» **Given request**:
Copy every line of the records below where the word "system" occurs.

(Stored records)
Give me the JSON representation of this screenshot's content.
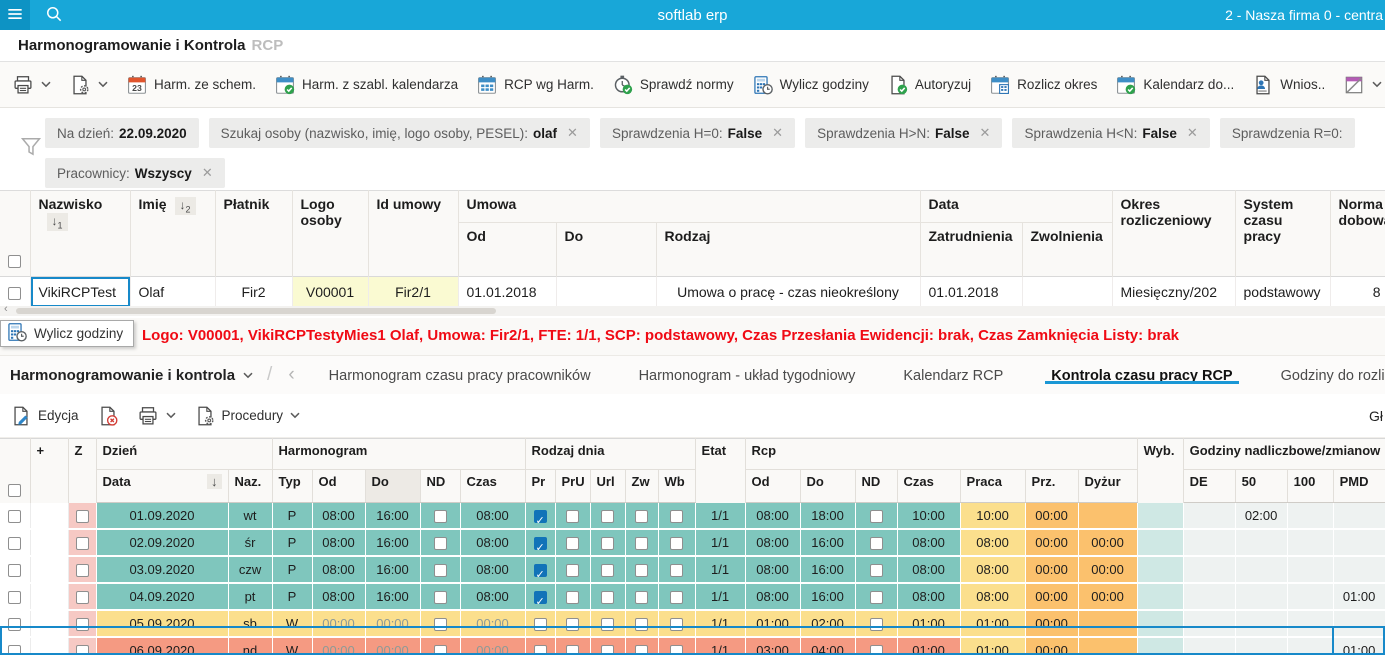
{
  "topbar": {
    "title": "softlab erp",
    "company": "2 - Nasza firma 0 - centra"
  },
  "app_header": {
    "title": "Harmonogramowanie i Kontrola",
    "suffix": "RCP"
  },
  "toolbar1": {
    "items": [
      {
        "name": "print-button",
        "icon": "printer",
        "label": "",
        "caret": true
      },
      {
        "name": "document-settings-button",
        "icon": "doc-gear",
        "label": "",
        "caret": true
      },
      {
        "name": "harm-ze-schem-button",
        "icon": "calendar-23",
        "label": "Harm. ze schem.",
        "caret": false
      },
      {
        "name": "harm-z-szabl-kalendarza-button",
        "icon": "calendar-check",
        "label": "Harm. z szabl. kalendarza",
        "caret": false
      },
      {
        "name": "rcp-wg-harm-button",
        "icon": "calendar-grid",
        "label": "RCP wg Harm.",
        "caret": false
      },
      {
        "name": "sprawdz-normy-button",
        "icon": "stopwatch-check",
        "label": "Sprawdź normy",
        "caret": false
      },
      {
        "name": "wylicz-godziny-button",
        "icon": "calculator-clock",
        "label": "Wylicz godziny",
        "caret": false
      },
      {
        "name": "autoryzuj-button",
        "icon": "document-check",
        "label": "Autoryzuj",
        "caret": false
      },
      {
        "name": "rozlicz-okres-button",
        "icon": "calendar-calculator",
        "label": "Rozlicz okres",
        "caret": false
      },
      {
        "name": "kalendarz-do-button",
        "icon": "calendar-check",
        "label": "Kalendarz do...",
        "caret": false
      },
      {
        "name": "wnioski-button",
        "icon": "person-document",
        "label": "Wnios..",
        "caret": false
      },
      {
        "name": "notes-button",
        "icon": "note-slash",
        "label": "",
        "caret": true
      }
    ]
  },
  "filters": {
    "row1": [
      {
        "label": "Na dzień:",
        "value": "22.09.2020",
        "closable": false
      },
      {
        "label": "Szukaj osoby (nazwisko, imię, logo osoby, PESEL):",
        "value": "olaf",
        "closable": true
      },
      {
        "label": "Sprawdzenia H=0:",
        "value": "False",
        "closable": true
      },
      {
        "label": "Sprawdzenia H>N:",
        "value": "False",
        "closable": true
      },
      {
        "label": "Sprawdzenia H<N:",
        "value": "False",
        "closable": true
      },
      {
        "label": "Sprawdzenia R=0:",
        "value": "",
        "closable": false
      }
    ],
    "row2": [
      {
        "label": "Pracownicy:",
        "value": "Wszyscy",
        "closable": true
      }
    ]
  },
  "persons_table": {
    "groups": {
      "umowa": "Umowa",
      "data": "Data"
    },
    "headers": {
      "nazwisko": "Nazwisko",
      "imie": "Imię",
      "platnik": "Płatnik",
      "logo": "Logo osoby",
      "id_umowy": "Id umowy",
      "od": "Od",
      "do": "Do",
      "rodzaj": "Rodzaj",
      "zatrudnienia": "Zatrudnienia",
      "zwolnienia": "Zwolnienia",
      "okres": "Okres rozliczeniowy",
      "system": "System czasu pracy",
      "norma": "Norma dobowa"
    },
    "sort1": "1",
    "sort2": "2",
    "row": {
      "nazwisko": "VikiRCPTest",
      "imie": "Olaf",
      "platnik": "Fir2",
      "logo": "V00001",
      "id_umowy": "Fir2/1",
      "od": "01.01.2018",
      "do": "",
      "rodzaj": "Umowa o pracę - czas nieokreślony",
      "zatrudnienia": "01.01.2018",
      "zwolnienia": "",
      "okres": "Miesięczny/202",
      "system": "podstawowy",
      "norma": "8"
    }
  },
  "status": {
    "tooltip": "Wylicz godziny",
    "line": "Logo: V00001, VikiRCPTestyMies1 Olaf, Umowa: Fir2/1, FTE: 1/1, SCP: podstawowy, Czas Przesłania Ewidencji: brak, Czas Zamknięcia Listy: brak"
  },
  "tabs": {
    "context_label": "Harmonogramowanie i kontrola",
    "items": [
      "Harmonogram czasu pracy pracowników",
      "Harmonogram - układ tygodniowy",
      "Kalendarz RCP",
      "Kontrola czasu pracy RCP",
      "Godziny do rozliczenia"
    ],
    "active_index": 3
  },
  "toolbar2": {
    "items": [
      {
        "name": "edycja-button",
        "icon": "edit-document",
        "label": "Edycja",
        "caret": false
      },
      {
        "name": "delete-button",
        "icon": "document-delete",
        "label": "",
        "caret": false
      },
      {
        "name": "print-button",
        "icon": "printer",
        "label": "",
        "caret": true
      },
      {
        "name": "procedury-button",
        "icon": "doc-gear",
        "label": "Procedury",
        "caret": true
      }
    ],
    "right_label": "Gł"
  },
  "grid": {
    "plus": "+",
    "z": "Z",
    "groups": {
      "dzien": "Dzień",
      "harmonogram": "Harmonogram",
      "rodzaj_dnia": "Rodzaj dnia",
      "etat": "Etat",
      "rcp": "Rcp",
      "wyb": "Wyb.",
      "nadliczbowe": "Godziny nadliczbowe/zmianow"
    },
    "cols": {
      "data": "Data",
      "naz": "Naz.",
      "typ": "Typ",
      "od": "Od",
      "do": "Do",
      "nd": "ND",
      "czas": "Czas",
      "pr": "Pr",
      "pru": "PrU",
      "url": "Url",
      "zw": "Zw",
      "wb": "Wb",
      "praca": "Praca",
      "prz": "Prz.",
      "dyzur": "Dyżur",
      "de": "DE",
      "p50": "50",
      "p100": "100",
      "pmd": "PMD"
    },
    "rows": [
      {
        "date": "01.09.2020",
        "day": "wt",
        "typ": "P",
        "h_od": "08:00",
        "h_do": "16:00",
        "h_czas": "08:00",
        "pr": true,
        "etat": "1/1",
        "r_od": "08:00",
        "r_do": "18:00",
        "r_czas": "10:00",
        "praca": "10:00",
        "prz": "00:00",
        "dyzur": "",
        "de": "",
        "p50": "02:00",
        "p100": "",
        "pmd": "",
        "tone": "work",
        "muted": false,
        "selected": false
      },
      {
        "date": "02.09.2020",
        "day": "śr",
        "typ": "P",
        "h_od": "08:00",
        "h_do": "16:00",
        "h_czas": "08:00",
        "pr": true,
        "etat": "1/1",
        "r_od": "08:00",
        "r_do": "16:00",
        "r_czas": "08:00",
        "praca": "08:00",
        "prz": "00:00",
        "dyzur": "00:00",
        "de": "",
        "p50": "",
        "p100": "",
        "pmd": "",
        "tone": "work",
        "muted": false,
        "selected": false
      },
      {
        "date": "03.09.2020",
        "day": "czw",
        "typ": "P",
        "h_od": "08:00",
        "h_do": "16:00",
        "h_czas": "08:00",
        "pr": true,
        "etat": "1/1",
        "r_od": "08:00",
        "r_do": "16:00",
        "r_czas": "08:00",
        "praca": "08:00",
        "prz": "00:00",
        "dyzur": "00:00",
        "de": "",
        "p50": "",
        "p100": "",
        "pmd": "",
        "tone": "work",
        "muted": false,
        "selected": false
      },
      {
        "date": "04.09.2020",
        "day": "pt",
        "typ": "P",
        "h_od": "08:00",
        "h_do": "16:00",
        "h_czas": "08:00",
        "pr": true,
        "etat": "1/1",
        "r_od": "08:00",
        "r_do": "16:00",
        "r_czas": "08:00",
        "praca": "08:00",
        "prz": "00:00",
        "dyzur": "00:00",
        "de": "",
        "p50": "",
        "p100": "",
        "pmd": "01:00",
        "tone": "work",
        "muted": false,
        "selected": false
      },
      {
        "date": "05.09.2020",
        "day": "sb",
        "typ": "W",
        "h_od": "00:00",
        "h_do": "00:00",
        "h_czas": "00:00",
        "pr": false,
        "etat": "1/1",
        "r_od": "01:00",
        "r_do": "02:00",
        "r_czas": "01:00",
        "praca": "01:00",
        "prz": "00:00",
        "dyzur": "",
        "de": "",
        "p50": "",
        "p100": "",
        "pmd": "",
        "tone": "saturday",
        "muted": true,
        "selected": false
      },
      {
        "date": "06.09.2020",
        "day": "nd",
        "typ": "W",
        "h_od": "00:00",
        "h_do": "00:00",
        "h_czas": "00:00",
        "pr": false,
        "etat": "1/1",
        "r_od": "03:00",
        "r_do": "04:00",
        "r_czas": "01:00",
        "praca": "01:00",
        "prz": "00:00",
        "dyzur": "",
        "de": "",
        "p50": "",
        "p100": "",
        "pmd": "01:00",
        "tone": "sunday",
        "muted": true,
        "selected": true
      }
    ]
  },
  "icons": {
    "close": "✕",
    "sort_desc": "↓",
    "back_chevron": "‹",
    "slash": "/",
    "scroll_left": "‹",
    "splitter_dots": "⋯"
  },
  "colors": {
    "topbar": "#18a7d8",
    "accent": "#1789c9",
    "status_red": "#f00a14",
    "row_workday": "#7fc6bd",
    "row_saturday": "#fbdf8d",
    "row_sunday": "#f59a82",
    "col_praca": "#fbdf8d",
    "col_przerwa_dyzur": "#fbc16d",
    "col_wyb": "#cfe8e4",
    "cell_highlight": "#fafad2",
    "col_z": "#f6c9c4",
    "checkbox_checked": "#1173b8"
  }
}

» **Output of the exercise**:
      "system": "System czasu pracy",
      "system": "podstawowy",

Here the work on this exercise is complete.